### SELECTED PASSAGE
===============
I am trying to report on duplicate records in a single table which has a unique key of app_cao_number. The duplicates occur if either: 1. The Passport field is duplicated; 2. The ID field is duplicated, or; 3. The Surname+FirstName are duplicated.
I can do this easily enough with three passes of the table using ORDER BY. But I am hoping to use a single SELECT statement, with subqueries, to do the job.
Starting with just finding duplicate IDs I have the following statement:
SELECT app_cao_number, app_id,
(SELECT app_id FROM people p2
WHERE p2.app_id IS NOT null
AND p2.app_id <> ''
AND p1.app_cao_number <> p2.app_cao_number
AND p1.app_id = p2.app_id
GROUP BY p2.app_id) AS DupId
FROM people p1
WHERE app_id IS NOT null
AND app_id <> ''
This appears to get me the results that I want, but also include rows that have a null DupId - despite my attempts to ignore blank and null values in the SELECT statement. Once this works I should be able to expand it to include the passport and name checks.
Please can someone explain why I have the following data output with nulls in the DupId column? Thank you.
Further: I thought it might be the GROUP BY clause, but I replaced it with a DISTINCT clause (below), but this gave the same result.
===============
### RECORDS

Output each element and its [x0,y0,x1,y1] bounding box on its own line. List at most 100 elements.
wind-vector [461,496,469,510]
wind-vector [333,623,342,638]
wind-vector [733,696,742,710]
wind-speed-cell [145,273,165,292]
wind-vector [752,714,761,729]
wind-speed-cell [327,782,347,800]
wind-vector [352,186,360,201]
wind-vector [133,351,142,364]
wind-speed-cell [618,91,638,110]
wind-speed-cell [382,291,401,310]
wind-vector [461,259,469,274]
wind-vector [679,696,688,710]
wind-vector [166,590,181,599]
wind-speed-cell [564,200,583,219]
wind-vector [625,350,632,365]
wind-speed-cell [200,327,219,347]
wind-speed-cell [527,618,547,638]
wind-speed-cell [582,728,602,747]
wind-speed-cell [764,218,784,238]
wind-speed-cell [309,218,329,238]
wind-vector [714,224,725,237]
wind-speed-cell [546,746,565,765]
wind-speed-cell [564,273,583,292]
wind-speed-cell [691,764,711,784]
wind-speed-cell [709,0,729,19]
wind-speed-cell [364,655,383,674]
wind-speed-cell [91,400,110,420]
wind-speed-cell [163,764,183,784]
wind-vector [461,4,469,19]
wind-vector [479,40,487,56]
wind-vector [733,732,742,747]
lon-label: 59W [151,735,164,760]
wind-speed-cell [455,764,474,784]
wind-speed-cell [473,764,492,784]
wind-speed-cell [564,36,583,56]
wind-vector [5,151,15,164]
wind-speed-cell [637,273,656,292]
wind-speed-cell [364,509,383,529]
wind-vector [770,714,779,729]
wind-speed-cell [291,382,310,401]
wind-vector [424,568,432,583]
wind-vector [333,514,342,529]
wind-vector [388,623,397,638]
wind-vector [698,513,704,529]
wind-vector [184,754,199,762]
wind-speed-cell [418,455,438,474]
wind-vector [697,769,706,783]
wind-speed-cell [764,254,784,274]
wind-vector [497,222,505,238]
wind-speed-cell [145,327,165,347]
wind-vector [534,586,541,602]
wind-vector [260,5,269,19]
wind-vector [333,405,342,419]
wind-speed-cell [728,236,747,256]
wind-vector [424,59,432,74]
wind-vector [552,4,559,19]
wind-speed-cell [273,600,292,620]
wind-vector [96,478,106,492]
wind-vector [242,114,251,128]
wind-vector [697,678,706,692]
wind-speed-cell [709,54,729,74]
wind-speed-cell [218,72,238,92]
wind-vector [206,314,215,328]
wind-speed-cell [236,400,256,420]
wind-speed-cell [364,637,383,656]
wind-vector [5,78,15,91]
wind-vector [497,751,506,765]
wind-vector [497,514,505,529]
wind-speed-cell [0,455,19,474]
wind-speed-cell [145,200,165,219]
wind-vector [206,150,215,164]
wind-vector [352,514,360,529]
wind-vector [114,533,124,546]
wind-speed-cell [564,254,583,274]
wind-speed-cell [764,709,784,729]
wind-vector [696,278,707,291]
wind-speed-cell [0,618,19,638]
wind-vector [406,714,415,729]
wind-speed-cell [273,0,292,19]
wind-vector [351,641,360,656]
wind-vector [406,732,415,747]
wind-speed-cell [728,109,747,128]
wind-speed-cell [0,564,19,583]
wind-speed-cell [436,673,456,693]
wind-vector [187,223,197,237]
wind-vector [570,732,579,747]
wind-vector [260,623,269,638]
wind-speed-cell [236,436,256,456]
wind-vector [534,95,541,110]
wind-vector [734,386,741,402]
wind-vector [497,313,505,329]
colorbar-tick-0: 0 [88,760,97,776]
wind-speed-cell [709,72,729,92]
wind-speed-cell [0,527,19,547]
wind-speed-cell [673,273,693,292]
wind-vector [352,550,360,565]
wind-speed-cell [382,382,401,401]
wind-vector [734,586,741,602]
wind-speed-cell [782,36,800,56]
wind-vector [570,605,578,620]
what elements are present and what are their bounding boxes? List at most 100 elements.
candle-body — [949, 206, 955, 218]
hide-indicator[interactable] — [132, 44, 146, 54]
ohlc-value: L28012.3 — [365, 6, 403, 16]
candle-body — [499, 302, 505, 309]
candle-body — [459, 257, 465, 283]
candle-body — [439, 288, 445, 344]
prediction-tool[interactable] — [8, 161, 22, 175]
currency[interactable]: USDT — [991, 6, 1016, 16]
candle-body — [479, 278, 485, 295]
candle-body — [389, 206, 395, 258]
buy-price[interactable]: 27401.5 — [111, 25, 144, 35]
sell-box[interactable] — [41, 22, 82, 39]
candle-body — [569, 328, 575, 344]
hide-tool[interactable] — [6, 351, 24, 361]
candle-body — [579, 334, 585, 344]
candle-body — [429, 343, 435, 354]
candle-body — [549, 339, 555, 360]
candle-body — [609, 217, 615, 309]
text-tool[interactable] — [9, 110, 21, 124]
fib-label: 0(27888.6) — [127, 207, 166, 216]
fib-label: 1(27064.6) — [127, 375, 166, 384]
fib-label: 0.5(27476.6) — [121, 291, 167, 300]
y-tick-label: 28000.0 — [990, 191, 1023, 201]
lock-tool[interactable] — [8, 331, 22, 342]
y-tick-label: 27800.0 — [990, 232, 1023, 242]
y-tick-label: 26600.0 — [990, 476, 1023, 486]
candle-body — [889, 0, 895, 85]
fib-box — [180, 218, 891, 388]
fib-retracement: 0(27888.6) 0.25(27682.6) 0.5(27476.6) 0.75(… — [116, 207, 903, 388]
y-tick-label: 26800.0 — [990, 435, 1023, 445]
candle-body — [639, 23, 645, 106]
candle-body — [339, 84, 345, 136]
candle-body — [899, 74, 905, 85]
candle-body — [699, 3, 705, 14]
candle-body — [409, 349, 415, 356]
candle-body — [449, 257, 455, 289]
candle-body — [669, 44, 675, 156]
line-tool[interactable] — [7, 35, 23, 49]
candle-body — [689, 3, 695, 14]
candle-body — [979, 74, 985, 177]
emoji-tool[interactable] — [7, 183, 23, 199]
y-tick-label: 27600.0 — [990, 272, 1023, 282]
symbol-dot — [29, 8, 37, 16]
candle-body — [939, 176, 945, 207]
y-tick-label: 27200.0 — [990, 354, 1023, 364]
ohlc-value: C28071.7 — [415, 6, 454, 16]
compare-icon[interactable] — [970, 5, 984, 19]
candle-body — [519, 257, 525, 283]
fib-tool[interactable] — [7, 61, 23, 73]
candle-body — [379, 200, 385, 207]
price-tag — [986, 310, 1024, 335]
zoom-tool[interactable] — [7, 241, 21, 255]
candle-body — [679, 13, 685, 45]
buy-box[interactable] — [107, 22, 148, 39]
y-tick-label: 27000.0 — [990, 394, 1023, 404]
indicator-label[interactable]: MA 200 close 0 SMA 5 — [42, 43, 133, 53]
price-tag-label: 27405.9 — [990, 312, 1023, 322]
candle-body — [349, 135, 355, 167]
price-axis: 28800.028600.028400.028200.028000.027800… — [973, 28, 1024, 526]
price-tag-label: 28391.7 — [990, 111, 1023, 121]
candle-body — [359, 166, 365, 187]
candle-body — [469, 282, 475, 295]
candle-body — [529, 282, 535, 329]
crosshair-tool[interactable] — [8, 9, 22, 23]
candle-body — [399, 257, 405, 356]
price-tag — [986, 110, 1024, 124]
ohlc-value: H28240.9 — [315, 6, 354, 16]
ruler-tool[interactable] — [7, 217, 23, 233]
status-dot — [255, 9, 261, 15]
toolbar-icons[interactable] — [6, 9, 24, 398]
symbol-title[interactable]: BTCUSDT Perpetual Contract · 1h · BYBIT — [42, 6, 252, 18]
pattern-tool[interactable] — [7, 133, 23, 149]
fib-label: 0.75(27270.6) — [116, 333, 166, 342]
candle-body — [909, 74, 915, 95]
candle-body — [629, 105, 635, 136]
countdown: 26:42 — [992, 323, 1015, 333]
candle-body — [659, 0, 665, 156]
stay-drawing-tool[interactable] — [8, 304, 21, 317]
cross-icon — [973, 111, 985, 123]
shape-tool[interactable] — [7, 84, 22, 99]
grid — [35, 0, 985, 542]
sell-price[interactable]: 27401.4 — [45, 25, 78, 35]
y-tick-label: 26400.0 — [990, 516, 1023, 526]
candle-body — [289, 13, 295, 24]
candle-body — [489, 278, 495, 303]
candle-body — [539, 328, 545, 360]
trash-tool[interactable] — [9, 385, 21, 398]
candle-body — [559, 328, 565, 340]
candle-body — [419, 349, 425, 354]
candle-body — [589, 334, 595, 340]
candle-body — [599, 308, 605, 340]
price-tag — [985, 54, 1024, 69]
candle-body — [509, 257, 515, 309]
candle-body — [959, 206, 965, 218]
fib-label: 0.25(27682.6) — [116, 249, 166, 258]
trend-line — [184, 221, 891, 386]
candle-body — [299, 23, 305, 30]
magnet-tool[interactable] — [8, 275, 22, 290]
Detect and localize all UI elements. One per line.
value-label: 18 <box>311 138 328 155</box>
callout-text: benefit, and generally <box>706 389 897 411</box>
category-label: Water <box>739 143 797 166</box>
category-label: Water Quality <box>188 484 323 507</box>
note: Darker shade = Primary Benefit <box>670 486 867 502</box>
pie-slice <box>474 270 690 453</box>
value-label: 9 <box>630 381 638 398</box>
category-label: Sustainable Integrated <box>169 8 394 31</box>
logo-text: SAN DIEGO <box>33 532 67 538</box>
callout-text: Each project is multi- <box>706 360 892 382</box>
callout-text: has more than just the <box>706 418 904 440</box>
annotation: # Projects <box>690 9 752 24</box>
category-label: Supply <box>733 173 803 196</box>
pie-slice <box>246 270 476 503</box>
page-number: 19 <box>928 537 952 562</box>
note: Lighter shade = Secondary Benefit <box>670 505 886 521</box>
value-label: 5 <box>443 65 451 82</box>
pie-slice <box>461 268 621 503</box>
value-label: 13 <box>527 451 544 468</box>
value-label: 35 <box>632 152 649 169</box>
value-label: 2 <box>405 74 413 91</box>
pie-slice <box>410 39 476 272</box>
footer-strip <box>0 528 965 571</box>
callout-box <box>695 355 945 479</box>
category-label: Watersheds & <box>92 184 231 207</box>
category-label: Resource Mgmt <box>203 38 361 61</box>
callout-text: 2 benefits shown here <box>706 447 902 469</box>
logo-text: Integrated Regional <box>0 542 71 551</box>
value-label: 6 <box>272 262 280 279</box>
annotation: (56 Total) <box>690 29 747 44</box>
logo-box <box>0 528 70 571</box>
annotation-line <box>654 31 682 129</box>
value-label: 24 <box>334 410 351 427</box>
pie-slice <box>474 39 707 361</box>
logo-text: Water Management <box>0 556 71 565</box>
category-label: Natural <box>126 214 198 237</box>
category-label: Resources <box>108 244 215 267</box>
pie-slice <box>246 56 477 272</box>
===============
### TASKS TO COMPLETE
1. In the SQL forum post, rewrite the part that begins at the words "Starting with just" and stops after "the same result.", putting "applicants" in place of "people".
2. Answer these questions from the SQL forum post:
(a) Which field is the table's unique key?
(b) How many passes of the table using ORDER BY does the writer say would do the job?
(c) Which clause did the writer try in place of the GROUP BY clause?
3. In the SQL forum post, turn the paragraph that starts "I am trying to report on duplicate records" into a short list that keeps its main facts.

### WORKED SOLUTIONS
1.
Starting with just finding duplicate IDs I have the following statement:
SELECT app_cao_number, app_id,
(SELECT app_id FROM applicants p2
WHERE p2.app_id IS NOT null
AND p2.app_id <> ''
AND p1.app_cao_number <> p2.app_cao_number
AND p1.app_id = p2.app_id
GROUP BY p2.app_id) AS DupId
FROM applicants p1
WHERE app_id IS NOT null
AND app_id <> ''
This appears to get me the results that I want, but also include rows that have a null DupId - despite my attempts to ignore blank and null values in the SELECT statement. Once this works I should be able to expand it to include the passport and name checks.
Please can someone explain why I have the following data output with nulls in the DupId column? Thank you.
Further: I thought it might be the GROUP BY clause, but I replaced it with a DISTINCT clause (below), but this gave the same result.

2.
(a) app_cao_number
(b) Three
(c) A DISTINCT clause

3.
- Goal: report on duplicate records in a single table whose unique key is app_cao_number.
- A record counts as a duplicate if any of these holds:
  1. The Passport field is duplicated.
  2. The ID field is duplicated.
  3. The Surname+FirstName are duplicated.